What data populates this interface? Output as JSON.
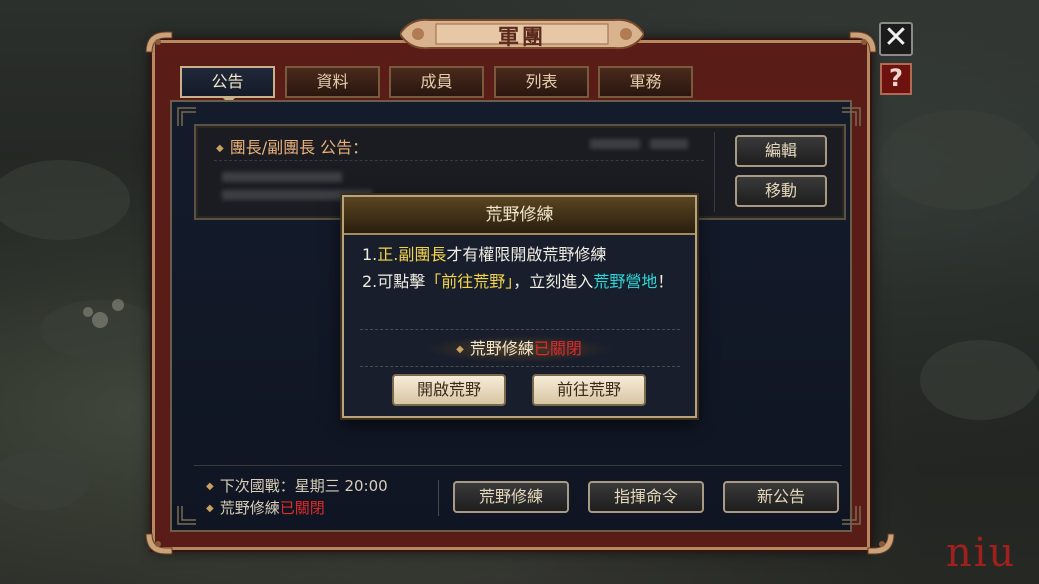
{
  "window": {
    "title": "軍團"
  },
  "controls": {
    "close_glyph": "✕",
    "help_glyph": "?"
  },
  "tabs": [
    {
      "label": "公告",
      "active": true
    },
    {
      "label": "資料",
      "active": false
    },
    {
      "label": "成員",
      "active": false
    },
    {
      "label": "列表",
      "active": false
    },
    {
      "label": "軍務",
      "active": false
    }
  ],
  "announcement": {
    "header": "團長/副團長 公告：",
    "edit_label": "編輯",
    "move_label": "移動"
  },
  "bottom": {
    "next_war_label": "下次國戰：星期三 20:00",
    "wild_training_label": "荒野修練",
    "wild_training_status": "已關閉",
    "buttons": [
      "荒野修練",
      "指揮命令",
      "新公告"
    ]
  },
  "modal": {
    "title": "荒野修練",
    "line1_prefix": "1.",
    "line1_highlight": "正.副團長",
    "line1_rest": "才有權限開啟荒野修練",
    "line2_prefix": "2.可點擊",
    "line2_highlight": "「前往荒野」",
    "line2_mid": "，立刻進入",
    "line2_cyan": "荒野營地",
    "line2_end": "！",
    "status_label": "荒野修練",
    "status_value": "已關閉",
    "open_button": "開啟荒野",
    "goto_button": "前往荒野"
  },
  "watermark": "niu",
  "colors": {
    "window_frame": "#5a1c17",
    "panel": "#141b2b",
    "accent_gold": "#f4d44a",
    "accent_cyan": "#2ed8d8",
    "closed_red": "#e02a2a"
  }
}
━━━━━━━━━━━━━━━━
● **WRITTEN REQUEST**
Write out the full set of lines verbatim, without the pictures.

● **WRITTEN RESPONSE**
What data populates this interface? Output as JSON.
{
  "window": {
    "title": "軍團"
  },
  "controls": {
    "close_glyph": "✕",
    "help_glyph": "?"
  },
  "tabs": [
    {
      "label": "公告",
      "active": true
    },
    {
      "label": "資料",
      "active": false
    },
    {
      "label": "成員",
      "active": false
    },
    {
      "label": "列表",
      "active": false
    },
    {
      "label": "軍務",
      "active": false
    }
  ],
  "announcement": {
    "header": "團長/副團長 公告：",
    "edit_label": "編輯",
    "move_label": "移動"
  },
  "bottom": {
    "next_war_label": "下次國戰：星期三 20:00",
    "wild_training_label": "荒野修練",
    "wild_training_status": "已關閉",
    "buttons": [
      "荒野修練",
      "指揮命令",
      "新公告"
    ]
  },
  "modal": {
    "title": "荒野修練",
    "line1_prefix": "1.",
    "line1_highlight": "正.副團長",
    "line1_rest": "才有權限開啟荒野修練",
    "line2_prefix": "2.可點擊",
    "line2_highlight": "「前往荒野」",
    "line2_mid": "，立刻進入",
    "line2_cyan": "荒野營地",
    "line2_end": "！",
    "status_label": "荒野修練",
    "status_value": "已關閉",
    "open_button": "開啟荒野",
    "goto_button": "前往荒野"
  },
  "watermark": "niu",
  "colors": {
    "window_frame": "#5a1c17",
    "panel": "#141b2b",
    "accent_gold": "#f4d44a",
    "accent_cyan": "#2ed8d8",
    "closed_red": "#e02a2a"
  }
}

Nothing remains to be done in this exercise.